Aim:
Leave out the pictures and repeat the rest of the material exactly.

***

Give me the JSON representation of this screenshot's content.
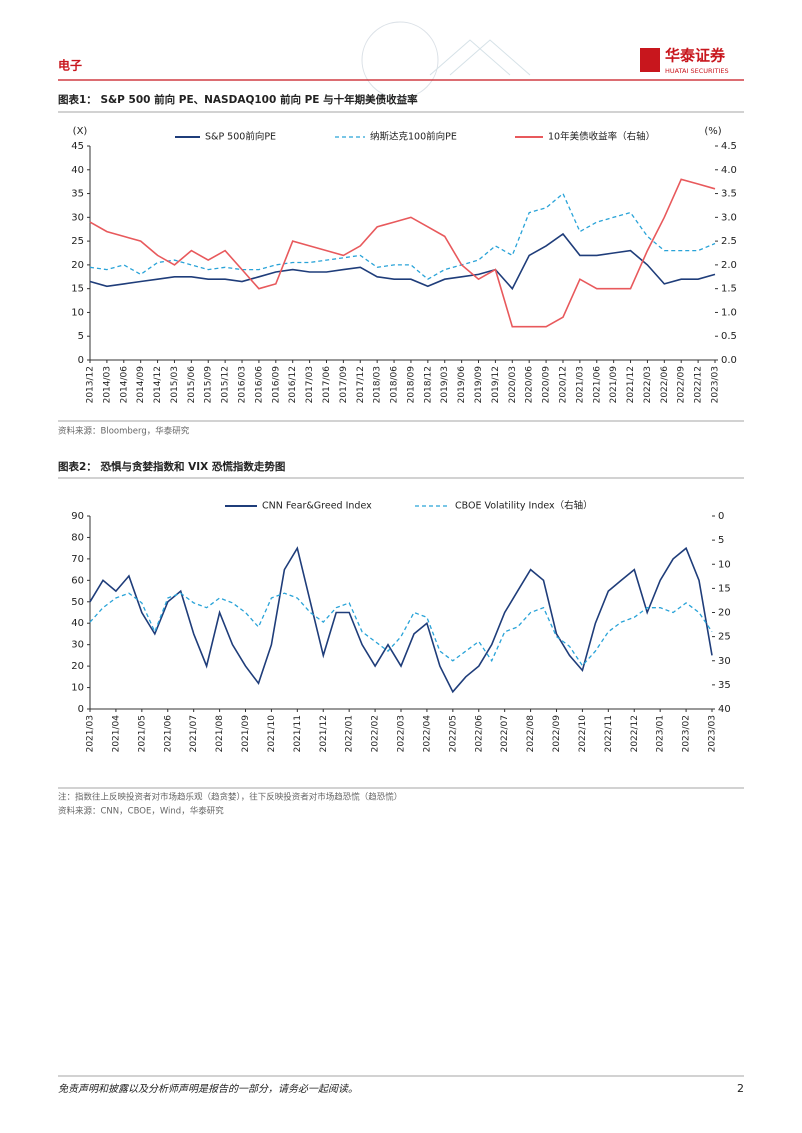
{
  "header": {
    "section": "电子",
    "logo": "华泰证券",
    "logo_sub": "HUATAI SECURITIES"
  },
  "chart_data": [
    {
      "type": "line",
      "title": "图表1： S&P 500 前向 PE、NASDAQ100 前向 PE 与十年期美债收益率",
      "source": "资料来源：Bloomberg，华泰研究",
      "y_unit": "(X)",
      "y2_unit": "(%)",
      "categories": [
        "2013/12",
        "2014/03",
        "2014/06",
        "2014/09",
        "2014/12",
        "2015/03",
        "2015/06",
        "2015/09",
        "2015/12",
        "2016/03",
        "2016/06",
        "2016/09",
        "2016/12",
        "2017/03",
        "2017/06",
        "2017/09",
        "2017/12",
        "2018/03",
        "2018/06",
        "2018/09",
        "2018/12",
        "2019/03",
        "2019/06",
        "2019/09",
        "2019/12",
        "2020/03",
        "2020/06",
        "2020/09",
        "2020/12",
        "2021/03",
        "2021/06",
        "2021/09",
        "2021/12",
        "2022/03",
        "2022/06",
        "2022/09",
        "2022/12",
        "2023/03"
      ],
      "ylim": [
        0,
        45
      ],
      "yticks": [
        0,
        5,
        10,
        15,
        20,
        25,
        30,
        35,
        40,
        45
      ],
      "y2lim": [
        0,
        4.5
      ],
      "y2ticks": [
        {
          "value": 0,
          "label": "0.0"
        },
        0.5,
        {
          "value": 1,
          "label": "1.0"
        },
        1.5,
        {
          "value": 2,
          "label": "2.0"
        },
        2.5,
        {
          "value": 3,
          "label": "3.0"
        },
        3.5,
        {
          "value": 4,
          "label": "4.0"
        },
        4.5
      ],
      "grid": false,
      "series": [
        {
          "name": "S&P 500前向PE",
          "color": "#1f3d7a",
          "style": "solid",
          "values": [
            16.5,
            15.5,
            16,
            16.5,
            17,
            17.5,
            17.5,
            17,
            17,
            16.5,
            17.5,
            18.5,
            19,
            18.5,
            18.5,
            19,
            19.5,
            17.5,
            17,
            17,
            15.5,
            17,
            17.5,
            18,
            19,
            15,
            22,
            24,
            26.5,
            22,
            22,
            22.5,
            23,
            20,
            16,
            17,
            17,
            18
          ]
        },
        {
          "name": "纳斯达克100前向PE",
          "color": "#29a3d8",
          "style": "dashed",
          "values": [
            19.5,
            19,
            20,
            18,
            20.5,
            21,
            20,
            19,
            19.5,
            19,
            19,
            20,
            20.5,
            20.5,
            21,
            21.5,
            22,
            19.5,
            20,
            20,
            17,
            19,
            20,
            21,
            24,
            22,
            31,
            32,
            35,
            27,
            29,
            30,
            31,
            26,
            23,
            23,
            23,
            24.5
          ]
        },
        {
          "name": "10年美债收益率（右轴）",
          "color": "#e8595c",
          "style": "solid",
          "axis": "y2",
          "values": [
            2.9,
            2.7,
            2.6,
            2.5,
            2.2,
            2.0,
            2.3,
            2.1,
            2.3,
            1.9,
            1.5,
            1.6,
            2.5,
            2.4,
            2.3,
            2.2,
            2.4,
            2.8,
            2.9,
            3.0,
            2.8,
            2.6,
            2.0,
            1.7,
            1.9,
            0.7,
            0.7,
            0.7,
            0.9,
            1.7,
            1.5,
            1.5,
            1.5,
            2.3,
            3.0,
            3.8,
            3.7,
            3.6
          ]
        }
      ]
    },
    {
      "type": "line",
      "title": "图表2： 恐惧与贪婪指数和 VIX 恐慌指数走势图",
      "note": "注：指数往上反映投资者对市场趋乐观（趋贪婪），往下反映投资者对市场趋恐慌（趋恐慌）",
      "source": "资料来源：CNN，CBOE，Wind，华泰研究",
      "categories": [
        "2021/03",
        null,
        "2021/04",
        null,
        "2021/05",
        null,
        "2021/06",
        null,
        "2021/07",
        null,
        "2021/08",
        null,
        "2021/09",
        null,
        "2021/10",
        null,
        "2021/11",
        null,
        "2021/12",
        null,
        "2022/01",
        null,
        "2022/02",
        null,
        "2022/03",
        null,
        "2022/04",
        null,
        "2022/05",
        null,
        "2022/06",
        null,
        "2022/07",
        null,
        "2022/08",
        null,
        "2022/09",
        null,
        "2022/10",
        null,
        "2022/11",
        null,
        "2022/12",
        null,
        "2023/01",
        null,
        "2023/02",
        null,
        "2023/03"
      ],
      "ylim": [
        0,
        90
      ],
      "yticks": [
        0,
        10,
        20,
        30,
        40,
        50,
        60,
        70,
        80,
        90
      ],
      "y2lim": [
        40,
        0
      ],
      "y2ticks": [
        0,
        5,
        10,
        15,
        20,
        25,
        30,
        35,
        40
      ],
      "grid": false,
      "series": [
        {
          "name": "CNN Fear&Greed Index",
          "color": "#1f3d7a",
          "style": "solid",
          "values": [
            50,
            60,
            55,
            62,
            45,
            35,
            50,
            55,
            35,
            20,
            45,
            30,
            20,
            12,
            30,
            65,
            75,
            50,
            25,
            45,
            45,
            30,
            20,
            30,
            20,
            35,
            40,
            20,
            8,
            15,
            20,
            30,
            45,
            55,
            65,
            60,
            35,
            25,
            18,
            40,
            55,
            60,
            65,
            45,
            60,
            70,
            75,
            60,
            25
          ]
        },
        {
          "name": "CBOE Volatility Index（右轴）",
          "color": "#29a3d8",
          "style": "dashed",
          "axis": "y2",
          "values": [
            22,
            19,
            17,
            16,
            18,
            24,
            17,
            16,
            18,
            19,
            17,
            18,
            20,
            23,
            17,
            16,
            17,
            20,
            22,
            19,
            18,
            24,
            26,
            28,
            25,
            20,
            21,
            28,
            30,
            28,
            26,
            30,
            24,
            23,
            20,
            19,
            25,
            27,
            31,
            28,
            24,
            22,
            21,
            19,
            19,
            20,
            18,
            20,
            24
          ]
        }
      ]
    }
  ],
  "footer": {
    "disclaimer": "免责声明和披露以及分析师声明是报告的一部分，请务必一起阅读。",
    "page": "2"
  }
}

***

Response:
Give me the JSON representation of this screenshot's content.
{
  "header": {
    "section": "电子",
    "logo": "华泰证券",
    "logo_sub": "HUATAI SECURITIES"
  },
  "chart_data": [
    {
      "type": "line",
      "title": "图表1： S&P 500 前向 PE、NASDAQ100 前向 PE 与十年期美债收益率",
      "source": "资料来源：Bloomberg，华泰研究",
      "y_unit": "(X)",
      "y2_unit": "(%)",
      "categories": [
        "2013/12",
        "2014/03",
        "2014/06",
        "2014/09",
        "2014/12",
        "2015/03",
        "2015/06",
        "2015/09",
        "2015/12",
        "2016/03",
        "2016/06",
        "2016/09",
        "2016/12",
        "2017/03",
        "2017/06",
        "2017/09",
        "2017/12",
        "2018/03",
        "2018/06",
        "2018/09",
        "2018/12",
        "2019/03",
        "2019/06",
        "2019/09",
        "2019/12",
        "2020/03",
        "2020/06",
        "2020/09",
        "2020/12",
        "2021/03",
        "2021/06",
        "2021/09",
        "2021/12",
        "2022/03",
        "2022/06",
        "2022/09",
        "2022/12",
        "2023/03"
      ],
      "ylim": [
        0,
        45
      ],
      "yticks": [
        0,
        5,
        10,
        15,
        20,
        25,
        30,
        35,
        40,
        45
      ],
      "y2lim": [
        0,
        4.5
      ],
      "y2ticks": [
        {
          "value": 0,
          "label": "0.0"
        },
        0.5,
        {
          "value": 1,
          "label": "1.0"
        },
        1.5,
        {
          "value": 2,
          "label": "2.0"
        },
        2.5,
        {
          "value": 3,
          "label": "3.0"
        },
        3.5,
        {
          "value": 4,
          "label": "4.0"
        },
        4.5
      ],
      "grid": false,
      "series": [
        {
          "name": "S&P 500前向PE",
          "color": "#1f3d7a",
          "style": "solid",
          "values": [
            16.5,
            15.5,
            16,
            16.5,
            17,
            17.5,
            17.5,
            17,
            17,
            16.5,
            17.5,
            18.5,
            19,
            18.5,
            18.5,
            19,
            19.5,
            17.5,
            17,
            17,
            15.5,
            17,
            17.5,
            18,
            19,
            15,
            22,
            24,
            26.5,
            22,
            22,
            22.5,
            23,
            20,
            16,
            17,
            17,
            18
          ]
        },
        {
          "name": "纳斯达克100前向PE",
          "color": "#29a3d8",
          "style": "dashed",
          "values": [
            19.5,
            19,
            20,
            18,
            20.5,
            21,
            20,
            19,
            19.5,
            19,
            19,
            20,
            20.5,
            20.5,
            21,
            21.5,
            22,
            19.5,
            20,
            20,
            17,
            19,
            20,
            21,
            24,
            22,
            31,
            32,
            35,
            27,
            29,
            30,
            31,
            26,
            23,
            23,
            23,
            24.5
          ]
        },
        {
          "name": "10年美债收益率（右轴）",
          "color": "#e8595c",
          "style": "solid",
          "axis": "y2",
          "values": [
            2.9,
            2.7,
            2.6,
            2.5,
            2.2,
            2.0,
            2.3,
            2.1,
            2.3,
            1.9,
            1.5,
            1.6,
            2.5,
            2.4,
            2.3,
            2.2,
            2.4,
            2.8,
            2.9,
            3.0,
            2.8,
            2.6,
            2.0,
            1.7,
            1.9,
            0.7,
            0.7,
            0.7,
            0.9,
            1.7,
            1.5,
            1.5,
            1.5,
            2.3,
            3.0,
            3.8,
            3.7,
            3.6
          ]
        }
      ]
    },
    {
      "type": "line",
      "title": "图表2： 恐惧与贪婪指数和 VIX 恐慌指数走势图",
      "note": "注：指数往上反映投资者对市场趋乐观（趋贪婪），往下反映投资者对市场趋恐慌（趋恐慌）",
      "source": "资料来源：CNN，CBOE，Wind，华泰研究",
      "categories": [
        "2021/03",
        null,
        "2021/04",
        null,
        "2021/05",
        null,
        "2021/06",
        null,
        "2021/07",
        null,
        "2021/08",
        null,
        "2021/09",
        null,
        "2021/10",
        null,
        "2021/11",
        null,
        "2021/12",
        null,
        "2022/01",
        null,
        "2022/02",
        null,
        "2022/03",
        null,
        "2022/04",
        null,
        "2022/05",
        null,
        "2022/06",
        null,
        "2022/07",
        null,
        "2022/08",
        null,
        "2022/09",
        null,
        "2022/10",
        null,
        "2022/11",
        null,
        "2022/12",
        null,
        "2023/01",
        null,
        "2023/02",
        null,
        "2023/03"
      ],
      "ylim": [
        0,
        90
      ],
      "yticks": [
        0,
        10,
        20,
        30,
        40,
        50,
        60,
        70,
        80,
        90
      ],
      "y2lim": [
        40,
        0
      ],
      "y2ticks": [
        0,
        5,
        10,
        15,
        20,
        25,
        30,
        35,
        40
      ],
      "grid": false,
      "series": [
        {
          "name": "CNN Fear&Greed Index",
          "color": "#1f3d7a",
          "style": "solid",
          "values": [
            50,
            60,
            55,
            62,
            45,
            35,
            50,
            55,
            35,
            20,
            45,
            30,
            20,
            12,
            30,
            65,
            75,
            50,
            25,
            45,
            45,
            30,
            20,
            30,
            20,
            35,
            40,
            20,
            8,
            15,
            20,
            30,
            45,
            55,
            65,
            60,
            35,
            25,
            18,
            40,
            55,
            60,
            65,
            45,
            60,
            70,
            75,
            60,
            25
          ]
        },
        {
          "name": "CBOE Volatility Index（右轴）",
          "color": "#29a3d8",
          "style": "dashed",
          "axis": "y2",
          "values": [
            22,
            19,
            17,
            16,
            18,
            24,
            17,
            16,
            18,
            19,
            17,
            18,
            20,
            23,
            17,
            16,
            17,
            20,
            22,
            19,
            18,
            24,
            26,
            28,
            25,
            20,
            21,
            28,
            30,
            28,
            26,
            30,
            24,
            23,
            20,
            19,
            25,
            27,
            31,
            28,
            24,
            22,
            21,
            19,
            19,
            20,
            18,
            20,
            24
          ]
        }
      ]
    }
  ],
  "footer": {
    "disclaimer": "免责声明和披露以及分析师声明是报告的一部分，请务必一起阅读。",
    "page": "2"
  }
}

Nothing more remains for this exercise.